* **WHAT YOU WILL DO**: Copy each line below without leaving any out.

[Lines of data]
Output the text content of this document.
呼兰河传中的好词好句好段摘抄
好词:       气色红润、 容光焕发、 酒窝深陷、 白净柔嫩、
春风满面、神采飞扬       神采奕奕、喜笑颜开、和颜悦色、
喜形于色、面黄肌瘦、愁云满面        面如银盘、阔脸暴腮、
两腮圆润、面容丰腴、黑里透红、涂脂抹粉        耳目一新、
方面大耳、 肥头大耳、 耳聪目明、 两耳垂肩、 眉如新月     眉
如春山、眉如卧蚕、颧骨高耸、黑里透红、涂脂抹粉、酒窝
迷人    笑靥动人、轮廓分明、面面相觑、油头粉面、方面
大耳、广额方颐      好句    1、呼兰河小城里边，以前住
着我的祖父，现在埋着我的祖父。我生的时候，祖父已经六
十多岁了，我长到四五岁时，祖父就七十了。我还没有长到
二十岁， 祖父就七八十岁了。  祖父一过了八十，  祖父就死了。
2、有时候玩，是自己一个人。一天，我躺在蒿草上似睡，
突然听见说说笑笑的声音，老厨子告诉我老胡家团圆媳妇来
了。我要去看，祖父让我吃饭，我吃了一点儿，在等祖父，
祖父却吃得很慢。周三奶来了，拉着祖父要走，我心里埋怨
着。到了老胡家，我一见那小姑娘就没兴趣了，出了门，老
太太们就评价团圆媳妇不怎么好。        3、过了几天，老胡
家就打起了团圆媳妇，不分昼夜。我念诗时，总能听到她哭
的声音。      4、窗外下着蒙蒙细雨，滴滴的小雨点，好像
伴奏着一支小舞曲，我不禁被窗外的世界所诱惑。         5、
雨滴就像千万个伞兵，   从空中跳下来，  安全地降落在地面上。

* **EXERCISE OUTPUT**:
Output the text content of this document.
呼兰河传中的好词好句好段摘抄
好词:       气色红润、 容光焕发、 酒窝深陷、 白净柔嫩、
春风满面、神采飞扬       神采奕奕、喜笑颜开、和颜悦色、
喜形于色、面黄肌瘦、愁云满面        面如银盘、阔脸暴腮、
两腮圆润、面容丰腴、黑里透红、涂脂抹粉        耳目一新、
方面大耳、 肥头大耳、 耳聪目明、 两耳垂肩、 眉如新月     眉
如春山、眉如卧蚕、颧骨高耸、黑里透红、涂脂抹粉、酒窝
迷人    笑靥动人、轮廓分明、面面相觑、油头粉面、方面
大耳、广额方颐      好句    1、呼兰河小城里边，以前住
着我的祖父，现在埋着我的祖父。我生的时候，祖父已经六
十多岁了，我长到四五岁时，祖父就七十了。我还没有长到
二十岁， 祖父就七八十岁了。  祖父一过了八十，  祖父就死了。
2、有时候玩，是自己一个人。一天，我躺在蒿草上似睡，
突然听见说说笑笑的声音，老厨子告诉我老胡家团圆媳妇来
了。我要去看，祖父让我吃饭，我吃了一点儿，在等祖父，
祖父却吃得很慢。周三奶来了，拉着祖父要走，我心里埋怨
着。到了老胡家，我一见那小姑娘就没兴趣了，出了门，老
太太们就评价团圆媳妇不怎么好。        3、过了几天，老胡
家就打起了团圆媳妇，不分昼夜。我念诗时，总能听到她哭
的声音。      4、窗外下着蒙蒙细雨，滴滴的小雨点，好像
伴奏着一支小舞曲，我不禁被窗外的世界所诱惑。         5、
雨滴就像千万个伞兵，   从空中跳下来，  安全地降落在地面上。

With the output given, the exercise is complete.